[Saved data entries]
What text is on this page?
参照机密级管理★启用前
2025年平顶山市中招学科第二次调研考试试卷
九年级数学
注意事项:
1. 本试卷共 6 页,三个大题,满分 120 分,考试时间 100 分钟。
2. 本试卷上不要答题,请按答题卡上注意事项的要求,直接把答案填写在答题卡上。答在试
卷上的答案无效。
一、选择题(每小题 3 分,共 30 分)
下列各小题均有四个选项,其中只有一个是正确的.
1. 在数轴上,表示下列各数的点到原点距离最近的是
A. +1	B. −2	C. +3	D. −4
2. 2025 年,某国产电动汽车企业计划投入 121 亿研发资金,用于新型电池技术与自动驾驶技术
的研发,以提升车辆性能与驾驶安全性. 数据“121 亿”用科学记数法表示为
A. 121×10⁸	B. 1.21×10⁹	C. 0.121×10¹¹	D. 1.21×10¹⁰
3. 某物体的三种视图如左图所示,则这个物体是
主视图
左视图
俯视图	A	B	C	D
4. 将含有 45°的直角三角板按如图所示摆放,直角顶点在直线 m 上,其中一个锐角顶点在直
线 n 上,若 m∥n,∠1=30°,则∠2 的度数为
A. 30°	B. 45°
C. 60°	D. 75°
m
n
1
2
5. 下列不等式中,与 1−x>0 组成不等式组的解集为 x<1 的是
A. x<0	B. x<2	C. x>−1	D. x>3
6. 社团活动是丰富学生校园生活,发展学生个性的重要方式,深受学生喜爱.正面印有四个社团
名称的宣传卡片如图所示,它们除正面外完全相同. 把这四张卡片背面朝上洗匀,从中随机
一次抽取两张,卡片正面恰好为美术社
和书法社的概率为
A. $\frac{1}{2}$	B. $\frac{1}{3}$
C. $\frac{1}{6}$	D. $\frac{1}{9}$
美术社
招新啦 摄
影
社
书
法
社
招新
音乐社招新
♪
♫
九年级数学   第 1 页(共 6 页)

== Task details ==
Retype the whole listing above exactly.

== Answer to this exercise ==
What text is on this page?
参照机密级管理★启用前
2025年平顶山市中招学科第二次调研考试试卷
九年级数学
注意事项:
1. 本试卷共 6 页,三个大题,满分 120 分,考试时间 100 分钟。
2. 本试卷上不要答题,请按答题卡上注意事项的要求,直接把答案填写在答题卡上。答在试
卷上的答案无效。
一、选择题(每小题 3 分,共 30 分)
下列各小题均有四个选项,其中只有一个是正确的.
1. 在数轴上,表示下列各数的点到原点距离最近的是
A. +1	B. −2	C. +3	D. −4
2. 2025 年,某国产电动汽车企业计划投入 121 亿研发资金,用于新型电池技术与自动驾驶技术
的研发,以提升车辆性能与驾驶安全性. 数据“121 亿”用科学记数法表示为
A. 121×10⁸	B. 1.21×10⁹	C. 0.121×10¹¹	D. 1.21×10¹⁰
3. 某物体的三种视图如左图所示,则这个物体是
主视图
左视图
俯视图	A	B	C	D
4. 将含有 45°的直角三角板按如图所示摆放,直角顶点在直线 m 上,其中一个锐角顶点在直
线 n 上,若 m∥n,∠1=30°,则∠2 的度数为
A. 30°	B. 45°
C. 60°	D. 75°
m
n
1
2
5. 下列不等式中,与 1−x>0 组成不等式组的解集为 x<1 的是
A. x<0	B. x<2	C. x>−1	D. x>3
6. 社团活动是丰富学生校园生活,发展学生个性的重要方式,深受学生喜爱.正面印有四个社团
名称的宣传卡片如图所示,它们除正面外完全相同. 把这四张卡片背面朝上洗匀,从中随机
一次抽取两张,卡片正面恰好为美术社
和书法社的概率为
A. $\frac{1}{2}$	B. $\frac{1}{3}$
C. $\frac{1}{6}$	D. $\frac{1}{9}$
美术社
招新啦 摄
影
社
书
法
社
招新
音乐社招新
♪
♫
九年级数学   第 1 页(共 6 页)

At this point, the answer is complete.